PROBLEM DETAILS – Pull every line with the word "idrissultan" out of the entries below.

(Data excerpts)
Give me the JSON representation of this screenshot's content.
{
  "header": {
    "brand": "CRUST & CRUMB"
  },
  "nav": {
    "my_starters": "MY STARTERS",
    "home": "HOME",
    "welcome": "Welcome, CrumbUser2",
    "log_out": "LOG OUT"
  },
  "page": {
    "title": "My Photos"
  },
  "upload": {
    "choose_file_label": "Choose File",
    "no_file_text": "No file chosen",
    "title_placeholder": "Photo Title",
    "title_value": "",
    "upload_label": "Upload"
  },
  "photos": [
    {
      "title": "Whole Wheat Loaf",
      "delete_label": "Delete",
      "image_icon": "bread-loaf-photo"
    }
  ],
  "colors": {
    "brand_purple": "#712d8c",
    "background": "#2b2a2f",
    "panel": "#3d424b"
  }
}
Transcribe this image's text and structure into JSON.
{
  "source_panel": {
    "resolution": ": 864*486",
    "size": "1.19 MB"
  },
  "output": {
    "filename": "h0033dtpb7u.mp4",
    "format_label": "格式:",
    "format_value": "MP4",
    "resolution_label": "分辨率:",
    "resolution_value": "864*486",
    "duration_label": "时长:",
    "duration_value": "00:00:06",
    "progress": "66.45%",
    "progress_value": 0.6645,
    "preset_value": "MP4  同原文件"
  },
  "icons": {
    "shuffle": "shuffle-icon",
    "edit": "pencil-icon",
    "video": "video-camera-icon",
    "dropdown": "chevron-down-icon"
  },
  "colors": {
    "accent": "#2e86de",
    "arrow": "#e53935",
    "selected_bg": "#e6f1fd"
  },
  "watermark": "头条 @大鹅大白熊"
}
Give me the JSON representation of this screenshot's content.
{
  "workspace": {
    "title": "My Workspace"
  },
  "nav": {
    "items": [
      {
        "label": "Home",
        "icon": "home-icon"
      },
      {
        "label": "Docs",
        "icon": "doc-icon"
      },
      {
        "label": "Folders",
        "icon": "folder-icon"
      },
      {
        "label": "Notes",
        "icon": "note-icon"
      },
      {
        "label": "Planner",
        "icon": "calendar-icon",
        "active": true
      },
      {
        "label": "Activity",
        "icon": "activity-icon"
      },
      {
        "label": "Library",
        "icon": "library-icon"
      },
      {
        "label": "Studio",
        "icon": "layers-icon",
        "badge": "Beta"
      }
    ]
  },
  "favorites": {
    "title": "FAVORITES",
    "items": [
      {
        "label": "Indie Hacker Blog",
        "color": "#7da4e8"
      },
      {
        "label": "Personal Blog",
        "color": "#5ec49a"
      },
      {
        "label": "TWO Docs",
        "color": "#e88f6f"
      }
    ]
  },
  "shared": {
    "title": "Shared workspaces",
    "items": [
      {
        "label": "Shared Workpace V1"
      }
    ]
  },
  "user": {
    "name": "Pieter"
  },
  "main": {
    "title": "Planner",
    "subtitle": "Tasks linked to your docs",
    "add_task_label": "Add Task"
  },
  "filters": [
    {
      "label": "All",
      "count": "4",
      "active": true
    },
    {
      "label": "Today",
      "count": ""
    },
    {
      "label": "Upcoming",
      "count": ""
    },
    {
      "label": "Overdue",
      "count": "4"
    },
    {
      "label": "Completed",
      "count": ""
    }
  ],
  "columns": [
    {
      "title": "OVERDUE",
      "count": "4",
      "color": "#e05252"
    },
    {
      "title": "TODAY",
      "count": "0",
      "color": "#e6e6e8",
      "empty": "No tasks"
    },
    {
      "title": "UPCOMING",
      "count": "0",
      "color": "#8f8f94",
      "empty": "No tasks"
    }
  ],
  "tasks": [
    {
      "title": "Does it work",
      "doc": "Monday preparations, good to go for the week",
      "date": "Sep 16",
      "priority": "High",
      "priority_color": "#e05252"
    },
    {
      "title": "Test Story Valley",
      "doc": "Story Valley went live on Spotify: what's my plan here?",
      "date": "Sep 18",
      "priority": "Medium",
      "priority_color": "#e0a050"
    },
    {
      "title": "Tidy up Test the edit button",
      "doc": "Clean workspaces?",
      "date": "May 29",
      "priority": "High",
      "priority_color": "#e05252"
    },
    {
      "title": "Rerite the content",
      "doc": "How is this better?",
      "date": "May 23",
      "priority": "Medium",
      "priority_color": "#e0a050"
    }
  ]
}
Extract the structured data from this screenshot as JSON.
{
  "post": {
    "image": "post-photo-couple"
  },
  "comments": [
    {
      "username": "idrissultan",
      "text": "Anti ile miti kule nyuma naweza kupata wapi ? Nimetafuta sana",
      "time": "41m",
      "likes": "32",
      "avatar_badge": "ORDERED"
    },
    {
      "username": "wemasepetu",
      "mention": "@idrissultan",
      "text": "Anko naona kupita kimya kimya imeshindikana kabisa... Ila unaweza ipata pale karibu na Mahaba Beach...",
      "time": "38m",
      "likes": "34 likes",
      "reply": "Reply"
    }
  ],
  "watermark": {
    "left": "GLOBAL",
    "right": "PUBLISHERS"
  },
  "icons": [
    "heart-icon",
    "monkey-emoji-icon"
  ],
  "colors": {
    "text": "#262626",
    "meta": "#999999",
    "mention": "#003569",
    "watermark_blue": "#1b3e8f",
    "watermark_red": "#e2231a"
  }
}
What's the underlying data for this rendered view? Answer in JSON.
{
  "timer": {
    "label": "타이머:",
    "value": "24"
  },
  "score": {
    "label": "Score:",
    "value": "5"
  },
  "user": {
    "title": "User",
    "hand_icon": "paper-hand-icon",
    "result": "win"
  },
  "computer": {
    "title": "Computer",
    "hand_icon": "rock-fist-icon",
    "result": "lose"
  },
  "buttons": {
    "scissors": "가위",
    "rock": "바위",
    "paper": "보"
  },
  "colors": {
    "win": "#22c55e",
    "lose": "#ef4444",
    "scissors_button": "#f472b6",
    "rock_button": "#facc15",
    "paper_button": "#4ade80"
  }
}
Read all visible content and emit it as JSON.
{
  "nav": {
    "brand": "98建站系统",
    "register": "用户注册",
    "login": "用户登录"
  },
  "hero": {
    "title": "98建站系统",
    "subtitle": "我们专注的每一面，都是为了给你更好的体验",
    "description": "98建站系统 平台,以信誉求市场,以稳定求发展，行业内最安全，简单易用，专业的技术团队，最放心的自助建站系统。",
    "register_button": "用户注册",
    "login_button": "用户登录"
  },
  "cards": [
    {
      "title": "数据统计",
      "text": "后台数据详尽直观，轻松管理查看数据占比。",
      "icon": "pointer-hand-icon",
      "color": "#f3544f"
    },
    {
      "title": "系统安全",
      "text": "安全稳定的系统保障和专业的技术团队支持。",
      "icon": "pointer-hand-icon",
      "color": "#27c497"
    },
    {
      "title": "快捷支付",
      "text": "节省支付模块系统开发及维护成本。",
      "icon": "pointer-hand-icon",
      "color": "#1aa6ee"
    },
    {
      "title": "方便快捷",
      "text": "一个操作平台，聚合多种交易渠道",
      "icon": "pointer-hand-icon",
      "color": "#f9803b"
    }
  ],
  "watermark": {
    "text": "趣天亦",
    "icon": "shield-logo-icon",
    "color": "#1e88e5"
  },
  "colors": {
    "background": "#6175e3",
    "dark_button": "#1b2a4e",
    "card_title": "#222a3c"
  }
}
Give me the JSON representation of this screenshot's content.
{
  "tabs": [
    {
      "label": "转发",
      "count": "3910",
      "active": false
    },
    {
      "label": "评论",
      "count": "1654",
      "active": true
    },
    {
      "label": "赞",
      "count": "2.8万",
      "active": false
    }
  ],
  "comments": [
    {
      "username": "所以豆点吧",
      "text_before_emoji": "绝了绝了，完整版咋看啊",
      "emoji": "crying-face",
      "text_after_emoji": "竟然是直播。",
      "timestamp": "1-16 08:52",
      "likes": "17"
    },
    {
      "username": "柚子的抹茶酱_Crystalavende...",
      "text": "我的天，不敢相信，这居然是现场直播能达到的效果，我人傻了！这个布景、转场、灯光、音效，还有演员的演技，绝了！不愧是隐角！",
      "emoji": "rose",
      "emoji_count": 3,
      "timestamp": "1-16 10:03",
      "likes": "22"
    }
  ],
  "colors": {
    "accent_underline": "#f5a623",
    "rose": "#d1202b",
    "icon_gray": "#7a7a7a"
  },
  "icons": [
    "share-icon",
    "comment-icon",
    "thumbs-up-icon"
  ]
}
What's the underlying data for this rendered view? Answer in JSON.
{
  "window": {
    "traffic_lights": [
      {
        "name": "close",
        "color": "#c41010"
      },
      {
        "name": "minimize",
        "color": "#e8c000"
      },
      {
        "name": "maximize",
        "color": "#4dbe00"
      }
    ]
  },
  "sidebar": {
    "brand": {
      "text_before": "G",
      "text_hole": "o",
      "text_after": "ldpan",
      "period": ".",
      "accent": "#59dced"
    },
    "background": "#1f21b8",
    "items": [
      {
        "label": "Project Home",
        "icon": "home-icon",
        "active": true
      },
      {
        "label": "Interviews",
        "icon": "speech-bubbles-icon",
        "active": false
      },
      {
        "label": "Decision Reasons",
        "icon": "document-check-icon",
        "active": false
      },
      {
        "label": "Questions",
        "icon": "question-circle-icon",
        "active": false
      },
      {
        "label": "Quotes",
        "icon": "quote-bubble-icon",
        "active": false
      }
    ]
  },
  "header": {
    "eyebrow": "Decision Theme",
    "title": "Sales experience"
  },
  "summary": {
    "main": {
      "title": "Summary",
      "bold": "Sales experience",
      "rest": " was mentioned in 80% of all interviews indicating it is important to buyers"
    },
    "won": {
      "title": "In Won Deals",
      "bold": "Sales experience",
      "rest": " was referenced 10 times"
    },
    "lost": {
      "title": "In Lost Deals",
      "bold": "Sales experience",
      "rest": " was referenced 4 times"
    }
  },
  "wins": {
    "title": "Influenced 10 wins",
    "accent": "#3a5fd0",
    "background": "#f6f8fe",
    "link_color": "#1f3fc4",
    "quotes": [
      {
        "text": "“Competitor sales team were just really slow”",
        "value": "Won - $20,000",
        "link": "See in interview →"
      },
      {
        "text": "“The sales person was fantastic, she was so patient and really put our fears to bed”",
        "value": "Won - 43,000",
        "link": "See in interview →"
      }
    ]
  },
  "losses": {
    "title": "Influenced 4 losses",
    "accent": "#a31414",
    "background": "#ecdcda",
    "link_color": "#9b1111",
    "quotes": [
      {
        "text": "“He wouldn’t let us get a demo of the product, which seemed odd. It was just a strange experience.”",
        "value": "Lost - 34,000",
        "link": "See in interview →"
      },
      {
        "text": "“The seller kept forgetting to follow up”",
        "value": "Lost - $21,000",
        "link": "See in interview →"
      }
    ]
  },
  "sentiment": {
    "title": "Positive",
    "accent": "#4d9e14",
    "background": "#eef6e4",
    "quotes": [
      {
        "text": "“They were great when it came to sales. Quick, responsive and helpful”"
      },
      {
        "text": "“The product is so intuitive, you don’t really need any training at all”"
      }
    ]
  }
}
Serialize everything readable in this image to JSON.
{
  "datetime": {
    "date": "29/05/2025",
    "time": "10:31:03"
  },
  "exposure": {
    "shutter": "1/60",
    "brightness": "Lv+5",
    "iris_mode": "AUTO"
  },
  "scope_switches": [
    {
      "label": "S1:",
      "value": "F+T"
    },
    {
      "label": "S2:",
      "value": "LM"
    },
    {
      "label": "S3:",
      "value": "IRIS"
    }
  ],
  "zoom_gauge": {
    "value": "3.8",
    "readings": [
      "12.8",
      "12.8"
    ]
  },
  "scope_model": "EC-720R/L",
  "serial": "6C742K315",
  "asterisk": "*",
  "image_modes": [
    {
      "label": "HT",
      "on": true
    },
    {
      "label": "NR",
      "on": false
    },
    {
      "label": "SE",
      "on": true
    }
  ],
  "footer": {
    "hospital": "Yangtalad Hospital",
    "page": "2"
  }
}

RESPONSE –
      "username": "idrissultan",
      "mention": "@idrissultan",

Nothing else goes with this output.